> _BRIEF_: Go through the entries one line at a time, and gather every line that has the word "fill".

*** SOURCE RECORDS

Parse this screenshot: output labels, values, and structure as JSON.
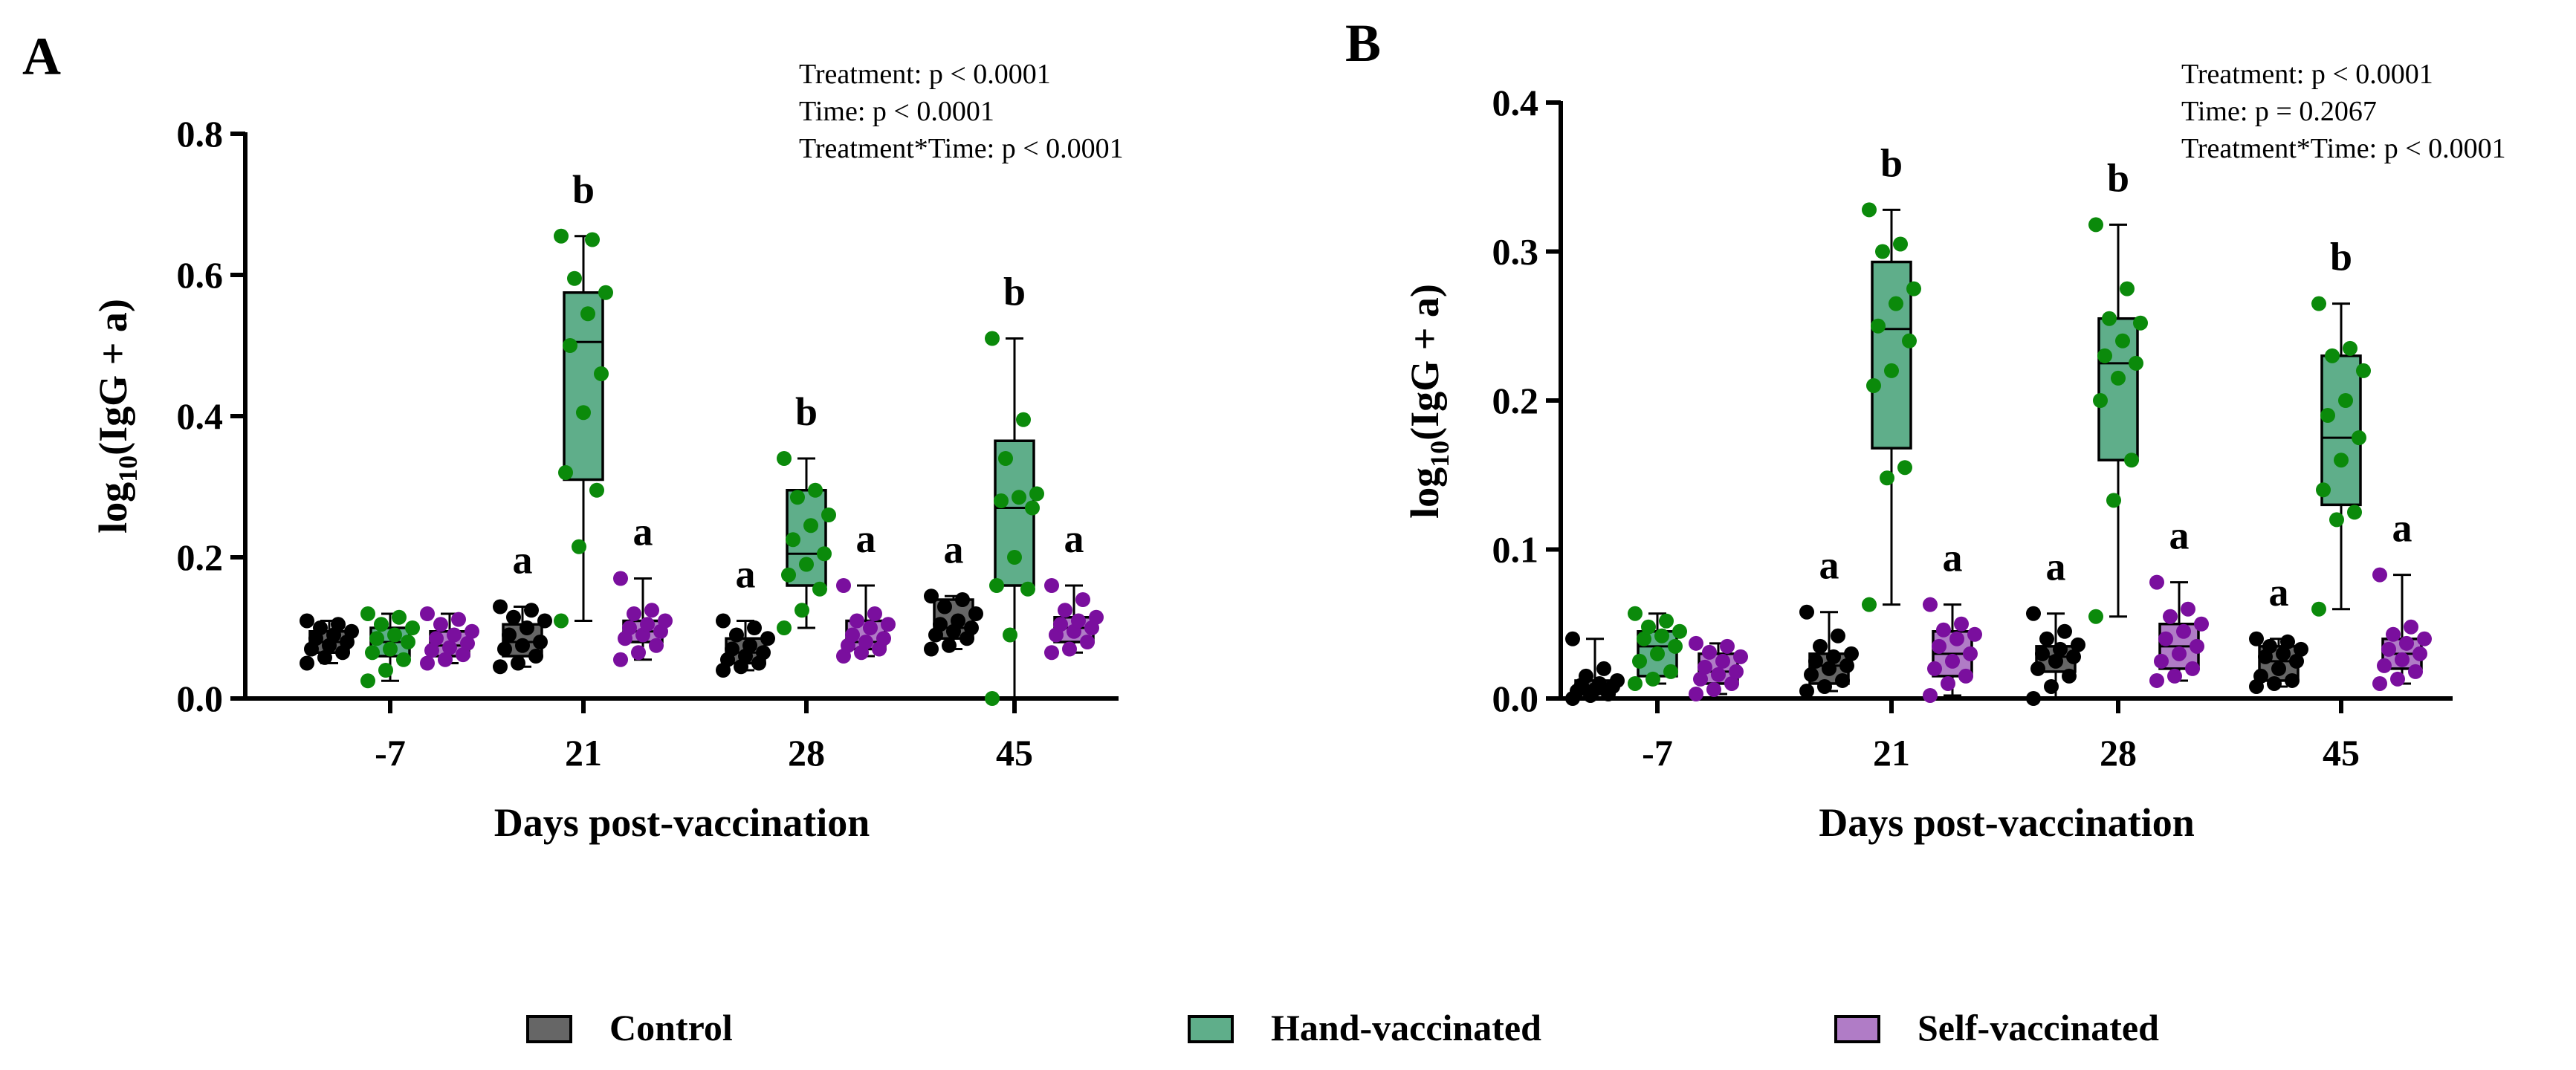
{
  "legend": [
    {
      "label": "Control",
      "fill": "#666666",
      "dot": "#000000"
    },
    {
      "label": "Hand-vaccinated",
      "fill": "#5fae8a",
      "dot": "#0b8a0b"
    },
    {
      "label": "Self-vaccinated",
      "fill": "#b07cc6",
      "dot": "#7a0f9e"
    }
  ],
  "chart_data": [
    {
      "type": "box",
      "panel": "A",
      "ylabel_main": "log",
      "ylabel_sub": "10",
      "ylabel_tail": "(IgG + a)",
      "xlabel": "Days post-vaccination",
      "ylim": [
        0,
        0.8
      ],
      "yticks": [
        0.0,
        0.2,
        0.4,
        0.6,
        0.8
      ],
      "ytick_labels": [
        "0.0",
        "0.2",
        "0.4",
        "0.6",
        "0.8"
      ],
      "categories": [
        "-7",
        "21",
        "28",
        "45"
      ],
      "stats": [
        "Treatment: p < 0.0001",
        "Time: p < 0.0001",
        "Treatment*Time: p < 0.0001"
      ],
      "groups": [
        {
          "category": "-7",
          "boxes": [
            {
              "series": "Control",
              "min": 0.05,
              "q1": 0.065,
              "median": 0.08,
              "q3": 0.095,
              "max": 0.11,
              "letter": "",
              "points": [
                0.05,
                0.058,
                0.065,
                0.07,
                0.075,
                0.08,
                0.085,
                0.09,
                0.095,
                0.1,
                0.105,
                0.11
              ]
            },
            {
              "series": "Hand-vaccinated",
              "min": 0.025,
              "q1": 0.06,
              "median": 0.08,
              "q3": 0.1,
              "max": 0.12,
              "letter": "",
              "points": [
                0.025,
                0.04,
                0.055,
                0.065,
                0.07,
                0.08,
                0.085,
                0.09,
                0.1,
                0.105,
                0.115,
                0.12
              ]
            },
            {
              "series": "Self-vaccinated",
              "min": 0.05,
              "q1": 0.06,
              "median": 0.075,
              "q3": 0.095,
              "max": 0.12,
              "letter": "",
              "points": [
                0.05,
                0.055,
                0.062,
                0.068,
                0.072,
                0.078,
                0.085,
                0.09,
                0.095,
                0.105,
                0.112,
                0.12
              ]
            }
          ]
        },
        {
          "category": "21",
          "boxes": [
            {
              "series": "Control",
              "min": 0.045,
              "q1": 0.06,
              "median": 0.08,
              "q3": 0.105,
              "max": 0.13,
              "letter": "a",
              "points": [
                0.045,
                0.05,
                0.06,
                0.07,
                0.075,
                0.08,
                0.09,
                0.1,
                0.11,
                0.115,
                0.125,
                0.13
              ]
            },
            {
              "series": "Hand-vaccinated",
              "min": 0.11,
              "q1": 0.31,
              "median": 0.505,
              "q3": 0.575,
              "max": 0.655,
              "letter": "b",
              "points": [
                0.11,
                0.215,
                0.295,
                0.32,
                0.405,
                0.46,
                0.5,
                0.545,
                0.575,
                0.595,
                0.65,
                0.655
              ]
            },
            {
              "series": "Self-vaccinated",
              "min": 0.055,
              "q1": 0.08,
              "median": 0.095,
              "q3": 0.11,
              "max": 0.17,
              "letter": "a",
              "points": [
                0.055,
                0.065,
                0.075,
                0.085,
                0.09,
                0.095,
                0.1,
                0.105,
                0.11,
                0.12,
                0.125,
                0.17
              ]
            }
          ]
        },
        {
          "category": "28",
          "boxes": [
            {
              "series": "Control",
              "min": 0.04,
              "q1": 0.05,
              "median": 0.065,
              "q3": 0.085,
              "max": 0.11,
              "letter": "a",
              "points": [
                0.04,
                0.045,
                0.05,
                0.055,
                0.06,
                0.065,
                0.07,
                0.075,
                0.085,
                0.09,
                0.1,
                0.11
              ]
            },
            {
              "series": "Hand-vaccinated",
              "min": 0.1,
              "q1": 0.16,
              "median": 0.205,
              "q3": 0.295,
              "max": 0.34,
              "letter": "b",
              "points": [
                0.1,
                0.125,
                0.155,
                0.175,
                0.19,
                0.205,
                0.225,
                0.245,
                0.26,
                0.285,
                0.295,
                0.34
              ]
            },
            {
              "series": "Self-vaccinated",
              "min": 0.06,
              "q1": 0.07,
              "median": 0.08,
              "q3": 0.11,
              "max": 0.16,
              "letter": "a",
              "points": [
                0.06,
                0.065,
                0.07,
                0.075,
                0.08,
                0.085,
                0.09,
                0.1,
                0.105,
                0.11,
                0.12,
                0.16
              ]
            }
          ]
        },
        {
          "category": "45",
          "boxes": [
            {
              "series": "Control",
              "min": 0.07,
              "q1": 0.085,
              "median": 0.1,
              "q3": 0.14,
              "max": 0.145,
              "letter": "a",
              "points": [
                0.07,
                0.075,
                0.085,
                0.09,
                0.095,
                0.1,
                0.105,
                0.11,
                0.12,
                0.13,
                0.14,
                0.145
              ]
            },
            {
              "series": "Hand-vaccinated",
              "min": 0.0,
              "q1": 0.16,
              "median": 0.27,
              "q3": 0.365,
              "max": 0.51,
              "letter": "b",
              "points": [
                0.0,
                0.09,
                0.155,
                0.16,
                0.2,
                0.27,
                0.28,
                0.285,
                0.29,
                0.34,
                0.395,
                0.51
              ]
            },
            {
              "series": "Self-vaccinated",
              "min": 0.065,
              "q1": 0.08,
              "median": 0.1,
              "q3": 0.115,
              "max": 0.16,
              "letter": "a",
              "points": [
                0.065,
                0.07,
                0.08,
                0.09,
                0.095,
                0.1,
                0.105,
                0.11,
                0.115,
                0.125,
                0.14,
                0.16
              ]
            }
          ]
        }
      ]
    },
    {
      "type": "box",
      "panel": "B",
      "ylabel_main": "log",
      "ylabel_sub": "10",
      "ylabel_tail": "(IgG + a)",
      "xlabel": "Days post-vaccination",
      "ylim": [
        0,
        0.4
      ],
      "yticks": [
        0.0,
        0.1,
        0.2,
        0.3,
        0.4
      ],
      "ytick_labels": [
        "0.0",
        "0.1",
        "0.2",
        "0.3",
        "0.4"
      ],
      "categories": [
        "-7",
        "21",
        "28",
        "45"
      ],
      "stats": [
        "Treatment: p < 0.0001",
        "Time: p = 0.2067",
        "Treatment*Time: p < 0.0001"
      ],
      "groups": [
        {
          "category": "-7",
          "boxes": [
            {
              "series": "Control",
              "min": 0.0,
              "q1": 0.003,
              "median": 0.008,
              "q3": 0.012,
              "max": 0.04,
              "letter": "",
              "points": [
                0.0,
                0.002,
                0.003,
                0.005,
                0.006,
                0.008,
                0.009,
                0.01,
                0.012,
                0.015,
                0.02,
                0.04
              ]
            },
            {
              "series": "Hand-vaccinated",
              "min": 0.01,
              "q1": 0.015,
              "median": 0.035,
              "q3": 0.045,
              "max": 0.057,
              "letter": "",
              "points": [
                0.01,
                0.013,
                0.018,
                0.025,
                0.03,
                0.035,
                0.04,
                0.042,
                0.045,
                0.048,
                0.052,
                0.057
              ]
            },
            {
              "series": "Self-vaccinated",
              "min": 0.003,
              "q1": 0.01,
              "median": 0.018,
              "q3": 0.03,
              "max": 0.037,
              "letter": "",
              "points": [
                0.003,
                0.006,
                0.01,
                0.013,
                0.016,
                0.018,
                0.021,
                0.025,
                0.028,
                0.031,
                0.035,
                0.037
              ]
            }
          ]
        },
        {
          "category": "21",
          "boxes": [
            {
              "series": "Control",
              "min": 0.005,
              "q1": 0.01,
              "median": 0.022,
              "q3": 0.03,
              "max": 0.058,
              "letter": "a",
              "points": [
                0.005,
                0.008,
                0.012,
                0.016,
                0.02,
                0.022,
                0.025,
                0.028,
                0.03,
                0.035,
                0.042,
                0.058
              ]
            },
            {
              "series": "Hand-vaccinated",
              "min": 0.063,
              "q1": 0.168,
              "median": 0.248,
              "q3": 0.293,
              "max": 0.328,
              "letter": "b",
              "points": [
                0.063,
                0.148,
                0.155,
                0.21,
                0.22,
                0.24,
                0.25,
                0.265,
                0.275,
                0.3,
                0.305,
                0.328
              ]
            },
            {
              "series": "Self-vaccinated",
              "min": 0.002,
              "q1": 0.015,
              "median": 0.03,
              "q3": 0.045,
              "max": 0.063,
              "letter": "a",
              "points": [
                0.002,
                0.01,
                0.015,
                0.02,
                0.025,
                0.03,
                0.035,
                0.04,
                0.043,
                0.046,
                0.05,
                0.063
              ]
            }
          ]
        },
        {
          "category": "28",
          "boxes": [
            {
              "series": "Control",
              "min": 0.0,
              "q1": 0.018,
              "median": 0.028,
              "q3": 0.035,
              "max": 0.057,
              "letter": "a",
              "points": [
                0.0,
                0.008,
                0.015,
                0.02,
                0.025,
                0.028,
                0.03,
                0.033,
                0.036,
                0.04,
                0.045,
                0.057
              ]
            },
            {
              "series": "Hand-vaccinated",
              "min": 0.055,
              "q1": 0.16,
              "median": 0.225,
              "q3": 0.255,
              "max": 0.318,
              "letter": "b",
              "points": [
                0.055,
                0.133,
                0.16,
                0.2,
                0.215,
                0.225,
                0.23,
                0.24,
                0.252,
                0.255,
                0.275,
                0.318
              ]
            },
            {
              "series": "Self-vaccinated",
              "min": 0.012,
              "q1": 0.02,
              "median": 0.035,
              "q3": 0.05,
              "max": 0.078,
              "letter": "a",
              "points": [
                0.012,
                0.015,
                0.02,
                0.025,
                0.03,
                0.035,
                0.04,
                0.045,
                0.05,
                0.055,
                0.06,
                0.078
              ]
            }
          ]
        },
        {
          "category": "45",
          "boxes": [
            {
              "series": "Control",
              "min": 0.008,
              "q1": 0.012,
              "median": 0.025,
              "q3": 0.035,
              "max": 0.04,
              "letter": "a",
              "points": [
                0.008,
                0.01,
                0.012,
                0.015,
                0.02,
                0.025,
                0.028,
                0.03,
                0.033,
                0.035,
                0.038,
                0.04
              ]
            },
            {
              "series": "Hand-vaccinated",
              "min": 0.06,
              "q1": 0.13,
              "median": 0.175,
              "q3": 0.23,
              "max": 0.265,
              "letter": "b",
              "points": [
                0.06,
                0.12,
                0.125,
                0.14,
                0.16,
                0.175,
                0.19,
                0.2,
                0.22,
                0.23,
                0.235,
                0.265
              ]
            },
            {
              "series": "Self-vaccinated",
              "min": 0.01,
              "q1": 0.02,
              "median": 0.03,
              "q3": 0.04,
              "max": 0.083,
              "letter": "a",
              "points": [
                0.01,
                0.013,
                0.018,
                0.022,
                0.026,
                0.03,
                0.033,
                0.037,
                0.04,
                0.043,
                0.048,
                0.083
              ]
            }
          ]
        }
      ]
    }
  ]
}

******

> _THE ANSWER_:
      "fill": "#666666",
      "fill": "#5fae8a",
      "fill": "#b07cc6",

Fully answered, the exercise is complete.